__EXERCISE BRIEF__.
In the listing below, identify each line with the word "ngợi" and return those lines.

#####

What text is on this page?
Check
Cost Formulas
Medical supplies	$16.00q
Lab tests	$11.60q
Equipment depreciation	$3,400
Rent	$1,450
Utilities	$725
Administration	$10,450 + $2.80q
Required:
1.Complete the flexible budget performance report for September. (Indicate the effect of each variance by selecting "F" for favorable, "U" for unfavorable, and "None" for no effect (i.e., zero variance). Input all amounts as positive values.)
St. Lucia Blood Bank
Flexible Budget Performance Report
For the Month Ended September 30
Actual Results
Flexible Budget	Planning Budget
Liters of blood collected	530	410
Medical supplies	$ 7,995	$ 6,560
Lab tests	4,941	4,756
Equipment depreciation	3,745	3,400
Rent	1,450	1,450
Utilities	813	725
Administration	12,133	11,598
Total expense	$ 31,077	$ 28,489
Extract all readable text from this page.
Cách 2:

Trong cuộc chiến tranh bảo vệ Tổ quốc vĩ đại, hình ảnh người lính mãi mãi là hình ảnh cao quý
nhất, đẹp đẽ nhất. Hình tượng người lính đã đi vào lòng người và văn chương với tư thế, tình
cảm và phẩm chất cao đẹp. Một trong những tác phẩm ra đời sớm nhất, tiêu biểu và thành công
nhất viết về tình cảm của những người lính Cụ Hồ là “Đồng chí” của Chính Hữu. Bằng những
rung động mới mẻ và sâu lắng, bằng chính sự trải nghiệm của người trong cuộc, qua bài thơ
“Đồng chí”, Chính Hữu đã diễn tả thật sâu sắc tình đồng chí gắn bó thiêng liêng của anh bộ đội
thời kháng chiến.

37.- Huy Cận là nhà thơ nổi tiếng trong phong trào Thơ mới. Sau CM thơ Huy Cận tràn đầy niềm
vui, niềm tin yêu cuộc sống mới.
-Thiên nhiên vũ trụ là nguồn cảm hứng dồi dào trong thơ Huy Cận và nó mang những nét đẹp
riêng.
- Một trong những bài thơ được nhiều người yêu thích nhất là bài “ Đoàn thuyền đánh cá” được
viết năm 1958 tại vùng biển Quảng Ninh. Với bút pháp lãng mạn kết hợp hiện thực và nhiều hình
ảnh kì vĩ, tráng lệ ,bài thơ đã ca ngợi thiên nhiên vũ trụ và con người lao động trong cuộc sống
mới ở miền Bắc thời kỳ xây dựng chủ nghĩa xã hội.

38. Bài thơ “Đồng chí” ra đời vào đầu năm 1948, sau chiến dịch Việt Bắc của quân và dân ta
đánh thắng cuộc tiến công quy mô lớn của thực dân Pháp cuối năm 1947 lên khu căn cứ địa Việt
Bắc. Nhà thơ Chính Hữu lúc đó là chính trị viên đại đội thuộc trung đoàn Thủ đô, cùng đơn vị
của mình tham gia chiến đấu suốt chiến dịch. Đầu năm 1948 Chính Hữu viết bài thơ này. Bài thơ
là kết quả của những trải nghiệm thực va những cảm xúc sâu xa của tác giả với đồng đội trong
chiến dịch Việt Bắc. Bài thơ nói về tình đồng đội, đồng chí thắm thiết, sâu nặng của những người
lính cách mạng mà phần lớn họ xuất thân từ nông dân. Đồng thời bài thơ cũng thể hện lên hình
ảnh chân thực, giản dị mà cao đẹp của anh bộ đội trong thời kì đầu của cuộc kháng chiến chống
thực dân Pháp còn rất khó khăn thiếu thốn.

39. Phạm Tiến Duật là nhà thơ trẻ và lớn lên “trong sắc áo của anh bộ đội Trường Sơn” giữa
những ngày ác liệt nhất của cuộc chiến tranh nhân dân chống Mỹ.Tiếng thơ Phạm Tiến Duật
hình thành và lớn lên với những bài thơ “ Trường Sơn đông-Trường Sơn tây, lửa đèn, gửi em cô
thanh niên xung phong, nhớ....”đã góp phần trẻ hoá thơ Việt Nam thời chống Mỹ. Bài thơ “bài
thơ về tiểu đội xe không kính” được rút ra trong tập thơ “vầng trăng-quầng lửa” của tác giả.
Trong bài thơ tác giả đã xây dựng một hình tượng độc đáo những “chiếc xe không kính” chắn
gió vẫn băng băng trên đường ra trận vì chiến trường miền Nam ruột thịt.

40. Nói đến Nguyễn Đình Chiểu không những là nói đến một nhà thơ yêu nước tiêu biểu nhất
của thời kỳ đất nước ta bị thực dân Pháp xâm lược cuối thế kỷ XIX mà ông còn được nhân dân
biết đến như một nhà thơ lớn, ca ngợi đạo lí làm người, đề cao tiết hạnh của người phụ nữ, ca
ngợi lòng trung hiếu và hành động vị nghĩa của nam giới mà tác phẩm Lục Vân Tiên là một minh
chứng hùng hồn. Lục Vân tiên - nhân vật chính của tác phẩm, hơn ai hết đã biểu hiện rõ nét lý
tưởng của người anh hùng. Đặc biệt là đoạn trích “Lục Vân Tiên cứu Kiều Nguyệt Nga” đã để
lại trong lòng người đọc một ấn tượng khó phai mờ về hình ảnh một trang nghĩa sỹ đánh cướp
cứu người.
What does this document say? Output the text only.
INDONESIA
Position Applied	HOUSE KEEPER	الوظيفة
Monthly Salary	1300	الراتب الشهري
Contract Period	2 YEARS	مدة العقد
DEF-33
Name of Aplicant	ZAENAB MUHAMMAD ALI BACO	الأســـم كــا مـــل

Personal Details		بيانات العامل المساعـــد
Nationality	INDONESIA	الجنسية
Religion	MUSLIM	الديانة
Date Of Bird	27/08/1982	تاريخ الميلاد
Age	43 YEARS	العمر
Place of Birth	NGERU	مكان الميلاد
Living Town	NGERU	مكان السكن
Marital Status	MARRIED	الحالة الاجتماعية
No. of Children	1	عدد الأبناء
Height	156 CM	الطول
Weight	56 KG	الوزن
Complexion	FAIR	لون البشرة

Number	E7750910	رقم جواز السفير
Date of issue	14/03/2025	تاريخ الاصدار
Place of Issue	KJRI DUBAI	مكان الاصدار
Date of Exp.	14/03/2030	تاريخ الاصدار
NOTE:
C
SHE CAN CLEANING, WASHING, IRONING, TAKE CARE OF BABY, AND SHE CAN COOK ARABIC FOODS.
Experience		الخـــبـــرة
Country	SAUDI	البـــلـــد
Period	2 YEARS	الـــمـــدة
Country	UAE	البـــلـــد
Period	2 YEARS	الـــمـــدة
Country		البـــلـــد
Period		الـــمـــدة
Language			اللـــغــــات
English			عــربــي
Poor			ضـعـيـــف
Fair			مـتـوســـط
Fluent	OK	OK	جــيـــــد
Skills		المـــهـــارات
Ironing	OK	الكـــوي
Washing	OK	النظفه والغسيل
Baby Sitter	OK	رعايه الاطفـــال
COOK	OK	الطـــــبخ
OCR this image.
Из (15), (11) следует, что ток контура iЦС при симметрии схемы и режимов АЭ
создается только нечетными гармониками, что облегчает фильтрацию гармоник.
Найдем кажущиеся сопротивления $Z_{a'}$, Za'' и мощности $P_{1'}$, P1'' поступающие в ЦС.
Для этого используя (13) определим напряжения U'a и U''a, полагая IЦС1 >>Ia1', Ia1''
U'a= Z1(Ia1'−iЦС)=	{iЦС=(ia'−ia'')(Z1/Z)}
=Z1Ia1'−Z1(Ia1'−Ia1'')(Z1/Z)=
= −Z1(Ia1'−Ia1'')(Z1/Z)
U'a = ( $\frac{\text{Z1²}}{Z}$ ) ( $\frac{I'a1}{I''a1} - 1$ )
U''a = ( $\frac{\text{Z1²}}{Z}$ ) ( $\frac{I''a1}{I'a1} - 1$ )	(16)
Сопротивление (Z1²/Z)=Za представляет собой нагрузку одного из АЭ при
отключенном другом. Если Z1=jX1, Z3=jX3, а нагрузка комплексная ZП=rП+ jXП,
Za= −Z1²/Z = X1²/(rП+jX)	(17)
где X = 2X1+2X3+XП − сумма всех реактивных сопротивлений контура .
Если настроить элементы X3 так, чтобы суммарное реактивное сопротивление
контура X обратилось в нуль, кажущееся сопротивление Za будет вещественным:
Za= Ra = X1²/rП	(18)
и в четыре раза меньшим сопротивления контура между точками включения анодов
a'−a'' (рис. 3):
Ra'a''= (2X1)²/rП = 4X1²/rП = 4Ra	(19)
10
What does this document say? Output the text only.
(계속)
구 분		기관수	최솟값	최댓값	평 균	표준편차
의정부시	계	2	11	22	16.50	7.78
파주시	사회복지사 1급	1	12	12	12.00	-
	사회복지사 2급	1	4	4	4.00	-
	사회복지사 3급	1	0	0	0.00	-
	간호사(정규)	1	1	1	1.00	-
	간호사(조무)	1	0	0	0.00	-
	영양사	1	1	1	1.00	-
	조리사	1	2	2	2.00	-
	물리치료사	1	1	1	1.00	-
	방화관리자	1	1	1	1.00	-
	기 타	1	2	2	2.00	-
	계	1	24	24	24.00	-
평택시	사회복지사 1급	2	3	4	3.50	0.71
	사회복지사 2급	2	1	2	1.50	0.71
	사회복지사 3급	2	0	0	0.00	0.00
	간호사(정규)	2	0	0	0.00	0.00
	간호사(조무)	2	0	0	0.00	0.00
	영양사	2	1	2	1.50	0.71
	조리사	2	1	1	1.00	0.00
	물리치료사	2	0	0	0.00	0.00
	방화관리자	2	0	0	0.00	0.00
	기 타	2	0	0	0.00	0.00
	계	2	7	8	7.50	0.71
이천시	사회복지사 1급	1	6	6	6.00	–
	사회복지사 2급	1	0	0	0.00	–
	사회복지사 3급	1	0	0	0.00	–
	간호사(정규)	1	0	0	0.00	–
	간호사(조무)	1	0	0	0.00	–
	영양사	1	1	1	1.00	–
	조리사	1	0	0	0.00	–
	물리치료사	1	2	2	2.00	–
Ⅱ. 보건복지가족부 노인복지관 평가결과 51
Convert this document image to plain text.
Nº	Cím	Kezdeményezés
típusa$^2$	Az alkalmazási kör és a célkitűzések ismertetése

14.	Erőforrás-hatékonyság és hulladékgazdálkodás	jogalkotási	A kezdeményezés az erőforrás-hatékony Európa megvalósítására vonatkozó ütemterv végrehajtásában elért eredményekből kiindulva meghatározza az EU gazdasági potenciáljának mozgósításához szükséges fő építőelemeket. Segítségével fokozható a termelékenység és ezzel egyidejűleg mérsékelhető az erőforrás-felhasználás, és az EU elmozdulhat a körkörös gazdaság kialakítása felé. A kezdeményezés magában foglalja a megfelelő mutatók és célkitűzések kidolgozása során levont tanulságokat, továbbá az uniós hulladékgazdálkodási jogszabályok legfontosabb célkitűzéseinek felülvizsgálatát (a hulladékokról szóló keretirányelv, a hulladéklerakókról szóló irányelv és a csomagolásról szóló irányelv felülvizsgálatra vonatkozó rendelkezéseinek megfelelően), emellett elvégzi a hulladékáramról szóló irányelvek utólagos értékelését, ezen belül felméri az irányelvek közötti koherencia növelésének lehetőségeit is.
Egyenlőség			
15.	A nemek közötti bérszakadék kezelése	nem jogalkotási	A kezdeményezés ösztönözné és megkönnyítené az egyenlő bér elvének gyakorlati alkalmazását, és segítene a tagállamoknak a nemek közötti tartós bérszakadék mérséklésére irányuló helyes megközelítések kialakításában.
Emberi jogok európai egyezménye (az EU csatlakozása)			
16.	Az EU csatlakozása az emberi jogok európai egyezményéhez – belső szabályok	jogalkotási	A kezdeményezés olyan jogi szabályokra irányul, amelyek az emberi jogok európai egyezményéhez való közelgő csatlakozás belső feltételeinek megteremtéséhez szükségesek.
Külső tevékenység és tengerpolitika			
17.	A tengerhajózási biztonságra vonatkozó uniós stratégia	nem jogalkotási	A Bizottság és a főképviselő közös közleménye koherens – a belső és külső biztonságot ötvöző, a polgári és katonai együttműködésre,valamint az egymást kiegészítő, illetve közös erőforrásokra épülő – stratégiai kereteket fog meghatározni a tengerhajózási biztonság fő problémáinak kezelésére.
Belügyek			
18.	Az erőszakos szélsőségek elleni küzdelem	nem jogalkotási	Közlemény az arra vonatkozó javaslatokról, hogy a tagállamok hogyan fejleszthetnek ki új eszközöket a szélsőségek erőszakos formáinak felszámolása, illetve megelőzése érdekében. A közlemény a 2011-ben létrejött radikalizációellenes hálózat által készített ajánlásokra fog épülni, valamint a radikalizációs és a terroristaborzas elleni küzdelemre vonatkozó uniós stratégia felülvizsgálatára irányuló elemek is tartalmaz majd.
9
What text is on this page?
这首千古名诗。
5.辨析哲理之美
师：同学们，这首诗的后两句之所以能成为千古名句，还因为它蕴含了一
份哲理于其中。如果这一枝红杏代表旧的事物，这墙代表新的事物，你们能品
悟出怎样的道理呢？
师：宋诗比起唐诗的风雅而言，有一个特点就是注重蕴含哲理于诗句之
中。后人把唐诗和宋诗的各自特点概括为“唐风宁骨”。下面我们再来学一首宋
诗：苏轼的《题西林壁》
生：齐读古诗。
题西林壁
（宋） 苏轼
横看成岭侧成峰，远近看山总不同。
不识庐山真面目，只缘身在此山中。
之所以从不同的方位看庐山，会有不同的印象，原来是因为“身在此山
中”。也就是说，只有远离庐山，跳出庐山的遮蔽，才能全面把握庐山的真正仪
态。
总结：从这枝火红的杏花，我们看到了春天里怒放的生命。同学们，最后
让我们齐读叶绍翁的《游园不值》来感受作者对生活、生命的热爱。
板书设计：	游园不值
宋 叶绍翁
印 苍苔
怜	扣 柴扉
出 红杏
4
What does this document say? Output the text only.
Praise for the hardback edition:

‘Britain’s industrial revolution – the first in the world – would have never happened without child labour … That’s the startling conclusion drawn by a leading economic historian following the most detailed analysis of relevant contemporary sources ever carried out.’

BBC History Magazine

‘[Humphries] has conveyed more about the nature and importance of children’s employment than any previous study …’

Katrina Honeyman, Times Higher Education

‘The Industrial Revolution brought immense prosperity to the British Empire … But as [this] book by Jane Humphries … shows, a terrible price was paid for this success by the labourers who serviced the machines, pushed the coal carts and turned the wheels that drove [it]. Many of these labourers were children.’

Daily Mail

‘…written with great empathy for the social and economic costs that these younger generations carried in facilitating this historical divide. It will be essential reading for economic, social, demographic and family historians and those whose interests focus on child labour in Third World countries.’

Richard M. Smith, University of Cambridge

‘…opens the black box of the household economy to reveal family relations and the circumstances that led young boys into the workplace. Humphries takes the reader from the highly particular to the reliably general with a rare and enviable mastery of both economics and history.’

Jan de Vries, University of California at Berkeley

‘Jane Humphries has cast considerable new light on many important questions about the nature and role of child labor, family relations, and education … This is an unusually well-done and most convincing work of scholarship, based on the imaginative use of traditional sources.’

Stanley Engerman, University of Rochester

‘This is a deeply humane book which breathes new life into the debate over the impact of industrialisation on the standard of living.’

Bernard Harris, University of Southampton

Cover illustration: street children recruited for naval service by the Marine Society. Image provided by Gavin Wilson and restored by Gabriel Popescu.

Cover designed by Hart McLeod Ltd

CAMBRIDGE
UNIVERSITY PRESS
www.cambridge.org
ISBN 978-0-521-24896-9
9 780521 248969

#####

__CORRECT ANSWER__.
ảnh kì vĩ, tráng lệ ,bài thơ đã ca ngợi thiên nhiên vũ trụ và con người lao động trong cuộc sống
biết đến như một nhà thơ lớn, ca ngợi đạo lí làm người, đề cao tiết hạnh của người phụ nữ, ca
ngợi lòng trung hiếu và hành động vị nghĩa của nam giới mà tác phẩm Lục Vân Tiên là một minh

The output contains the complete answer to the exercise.